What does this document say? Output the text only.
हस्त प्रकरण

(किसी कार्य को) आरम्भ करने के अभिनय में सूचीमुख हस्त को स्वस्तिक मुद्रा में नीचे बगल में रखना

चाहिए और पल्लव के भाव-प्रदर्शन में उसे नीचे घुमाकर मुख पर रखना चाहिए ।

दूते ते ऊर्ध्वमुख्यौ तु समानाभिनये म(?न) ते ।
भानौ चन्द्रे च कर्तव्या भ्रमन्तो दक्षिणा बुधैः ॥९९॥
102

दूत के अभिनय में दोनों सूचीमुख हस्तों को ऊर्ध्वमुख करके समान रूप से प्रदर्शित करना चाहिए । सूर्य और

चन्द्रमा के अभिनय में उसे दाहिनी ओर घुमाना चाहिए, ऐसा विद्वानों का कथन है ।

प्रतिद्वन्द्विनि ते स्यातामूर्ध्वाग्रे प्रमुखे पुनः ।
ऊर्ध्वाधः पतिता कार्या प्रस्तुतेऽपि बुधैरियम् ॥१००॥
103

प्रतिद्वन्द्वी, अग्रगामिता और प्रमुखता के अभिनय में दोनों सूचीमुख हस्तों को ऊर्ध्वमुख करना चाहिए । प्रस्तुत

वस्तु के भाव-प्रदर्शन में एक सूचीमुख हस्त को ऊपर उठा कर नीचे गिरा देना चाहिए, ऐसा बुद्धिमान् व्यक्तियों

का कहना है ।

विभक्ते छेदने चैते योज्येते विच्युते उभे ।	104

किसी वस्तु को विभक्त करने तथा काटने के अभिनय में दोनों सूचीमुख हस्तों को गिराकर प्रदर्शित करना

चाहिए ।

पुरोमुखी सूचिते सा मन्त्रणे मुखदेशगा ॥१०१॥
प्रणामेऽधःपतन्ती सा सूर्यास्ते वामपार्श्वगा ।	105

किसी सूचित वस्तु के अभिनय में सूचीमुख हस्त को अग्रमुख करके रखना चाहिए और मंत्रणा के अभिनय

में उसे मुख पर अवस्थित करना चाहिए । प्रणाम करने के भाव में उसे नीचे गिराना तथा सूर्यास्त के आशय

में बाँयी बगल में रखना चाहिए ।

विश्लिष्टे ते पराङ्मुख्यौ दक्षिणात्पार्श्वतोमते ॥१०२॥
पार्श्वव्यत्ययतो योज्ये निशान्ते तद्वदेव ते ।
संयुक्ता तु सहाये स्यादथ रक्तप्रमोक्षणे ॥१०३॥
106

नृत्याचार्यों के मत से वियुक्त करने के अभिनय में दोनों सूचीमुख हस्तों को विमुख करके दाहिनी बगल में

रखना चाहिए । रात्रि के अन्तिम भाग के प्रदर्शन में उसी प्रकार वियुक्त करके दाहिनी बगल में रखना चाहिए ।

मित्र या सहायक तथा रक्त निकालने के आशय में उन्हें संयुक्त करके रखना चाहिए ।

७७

□ □ □ □ □ □ □

Take the lines above and retype all of them exactly.

What does this document say? Output the text only.
हस्त प्रकरण

(किसी कार्य को) आरम्भ करने के अभिनय में सूचीमुख हस्त को स्वस्तिक मुद्रा में नीचे बगल में रखना

चाहिए और पल्लव के भाव-प्रदर्शन में उसे नीचे घुमाकर मुख पर रखना चाहिए ।

दूते ते ऊर्ध्वमुख्यौ तु समानाभिनये म(?न) ते ।
भानौ चन्द्रे च कर्तव्या भ्रमन्तो दक्षिणा बुधैः ॥९९॥
102

दूत के अभिनय में दोनों सूचीमुख हस्तों को ऊर्ध्वमुख करके समान रूप से प्रदर्शित करना चाहिए । सूर्य और

चन्द्रमा के अभिनय में उसे दाहिनी ओर घुमाना चाहिए, ऐसा विद्वानों का कथन है ।

प्रतिद्वन्द्विनि ते स्यातामूर्ध्वाग्रे प्रमुखे पुनः ।
ऊर्ध्वाधः पतिता कार्या प्रस्तुतेऽपि बुधैरियम् ॥१००॥
103

प्रतिद्वन्द्वी, अग्रगामिता और प्रमुखता के अभिनय में दोनों सूचीमुख हस्तों को ऊर्ध्वमुख करना चाहिए । प्रस्तुत

वस्तु के भाव-प्रदर्शन में एक सूचीमुख हस्त को ऊपर उठा कर नीचे गिरा देना चाहिए, ऐसा बुद्धिमान् व्यक्तियों

का कहना है ।

विभक्ते छेदने चैते योज्येते विच्युते उभे ।	104

किसी वस्तु को विभक्त करने तथा काटने के अभिनय में दोनों सूचीमुख हस्तों को गिराकर प्रदर्शित करना

चाहिए ।

पुरोमुखी सूचिते सा मन्त्रणे मुखदेशगा ॥१०१॥
प्रणामेऽधःपतन्ती सा सूर्यास्ते वामपार्श्वगा ।	105

किसी सूचित वस्तु के अभिनय में सूचीमुख हस्त को अग्रमुख करके रखना चाहिए और मंत्रणा के अभिनय

में उसे मुख पर अवस्थित करना चाहिए । प्रणाम करने के भाव में उसे नीचे गिराना तथा सूर्यास्त के आशय

में बाँयी बगल में रखना चाहिए ।

विश्लिष्टे ते पराङ्मुख्यौ दक्षिणात्पार्श्वतोमते ॥१०२॥
पार्श्वव्यत्ययतो योज्ये निशान्ते तद्वदेव ते ।
संयुक्ता तु सहाये स्यादथ रक्तप्रमोक्षणे ॥१०३॥
106

नृत्याचार्यों के मत से वियुक्त करने के अभिनय में दोनों सूचीमुख हस्तों को विमुख करके दाहिनी बगल में

रखना चाहिए । रात्रि के अन्तिम भाग के प्रदर्शन में उसी प्रकार वियुक्त करके दाहिनी बगल में रखना चाहिए ।

मित्र या सहायक तथा रक्त निकालने के आशय में उन्हें संयुक्त करके रखना चाहिए ।

७७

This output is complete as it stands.